▶ LISTING
□ □ □ □ □

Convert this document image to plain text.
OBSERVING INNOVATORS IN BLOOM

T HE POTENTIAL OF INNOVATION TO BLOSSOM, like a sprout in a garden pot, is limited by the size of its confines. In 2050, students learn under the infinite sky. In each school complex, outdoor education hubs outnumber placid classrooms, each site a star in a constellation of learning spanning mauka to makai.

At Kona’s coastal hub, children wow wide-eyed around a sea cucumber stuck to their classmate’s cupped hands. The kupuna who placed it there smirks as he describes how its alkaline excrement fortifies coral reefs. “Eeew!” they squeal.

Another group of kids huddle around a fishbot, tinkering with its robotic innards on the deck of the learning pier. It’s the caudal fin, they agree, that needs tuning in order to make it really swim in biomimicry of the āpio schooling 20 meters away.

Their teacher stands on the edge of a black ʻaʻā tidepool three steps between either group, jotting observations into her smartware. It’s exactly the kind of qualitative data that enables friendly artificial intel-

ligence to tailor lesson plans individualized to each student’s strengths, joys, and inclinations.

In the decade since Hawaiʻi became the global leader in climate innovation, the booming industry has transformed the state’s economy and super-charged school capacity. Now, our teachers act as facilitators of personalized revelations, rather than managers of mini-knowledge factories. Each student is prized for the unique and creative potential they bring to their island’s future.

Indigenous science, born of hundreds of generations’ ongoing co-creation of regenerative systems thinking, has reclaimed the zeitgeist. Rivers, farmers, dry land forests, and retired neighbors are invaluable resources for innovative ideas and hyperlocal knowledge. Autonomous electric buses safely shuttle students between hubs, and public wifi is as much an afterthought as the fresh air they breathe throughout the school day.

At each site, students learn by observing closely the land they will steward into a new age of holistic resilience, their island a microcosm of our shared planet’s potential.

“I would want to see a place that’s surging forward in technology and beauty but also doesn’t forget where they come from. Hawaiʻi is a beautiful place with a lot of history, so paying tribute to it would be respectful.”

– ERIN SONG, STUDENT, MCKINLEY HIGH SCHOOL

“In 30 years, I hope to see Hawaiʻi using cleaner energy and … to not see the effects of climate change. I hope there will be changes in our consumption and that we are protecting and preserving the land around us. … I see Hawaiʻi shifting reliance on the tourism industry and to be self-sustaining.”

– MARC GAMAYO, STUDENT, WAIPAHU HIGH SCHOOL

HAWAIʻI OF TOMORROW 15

□ □ □ □ □

▶ WHAT THIS TASK INVOLVES
Output every line above without altering anything.

▶ THE ANSWER
Convert this document image to plain text.
OBSERVING INNOVATORS IN BLOOM

T HE POTENTIAL OF INNOVATION TO BLOSSOM, like a sprout in a garden pot, is limited by the size of its confines. In 2050, students learn under the infinite sky. In each school complex, outdoor education hubs outnumber placid classrooms, each site a star in a constellation of learning spanning mauka to makai.

At Kona’s coastal hub, children wow wide-eyed around a sea cucumber stuck to their classmate’s cupped hands. The kupuna who placed it there smirks as he describes how its alkaline excrement fortifies coral reefs. “Eeew!” they squeal.

Another group of kids huddle around a fishbot, tinkering with its robotic innards on the deck of the learning pier. It’s the caudal fin, they agree, that needs tuning in order to make it really swim in biomimicry of the āpio schooling 20 meters away.

Their teacher stands on the edge of a black ʻaʻā tidepool three steps between either group, jotting observations into her smartware. It’s exactly the kind of qualitative data that enables friendly artificial intel-

ligence to tailor lesson plans individualized to each student’s strengths, joys, and inclinations.

In the decade since Hawaiʻi became the global leader in climate innovation, the booming industry has transformed the state’s economy and super-charged school capacity. Now, our teachers act as facilitators of personalized revelations, rather than managers of mini-knowledge factories. Each student is prized for the unique and creative potential they bring to their island’s future.

Indigenous science, born of hundreds of generations’ ongoing co-creation of regenerative systems thinking, has reclaimed the zeitgeist. Rivers, farmers, dry land forests, and retired neighbors are invaluable resources for innovative ideas and hyperlocal knowledge. Autonomous electric buses safely shuttle students between hubs, and public wifi is as much an afterthought as the fresh air they breathe throughout the school day.

At each site, students learn by observing closely the land they will steward into a new age of holistic resilience, their island a microcosm of our shared planet’s potential.

“I would want to see a place that’s surging forward in technology and beauty but also doesn’t forget where they come from. Hawaiʻi is a beautiful place with a lot of history, so paying tribute to it would be respectful.”

– ERIN SONG, STUDENT, MCKINLEY HIGH SCHOOL

“In 30 years, I hope to see Hawaiʻi using cleaner energy and … to not see the effects of climate change. I hope there will be changes in our consumption and that we are protecting and preserving the land around us. … I see Hawaiʻi shifting reliance on the tourism industry and to be self-sustaining.”

– MARC GAMAYO, STUDENT, WAIPAHU HIGH SCHOOL

HAWAIʻI OF TOMORROW 15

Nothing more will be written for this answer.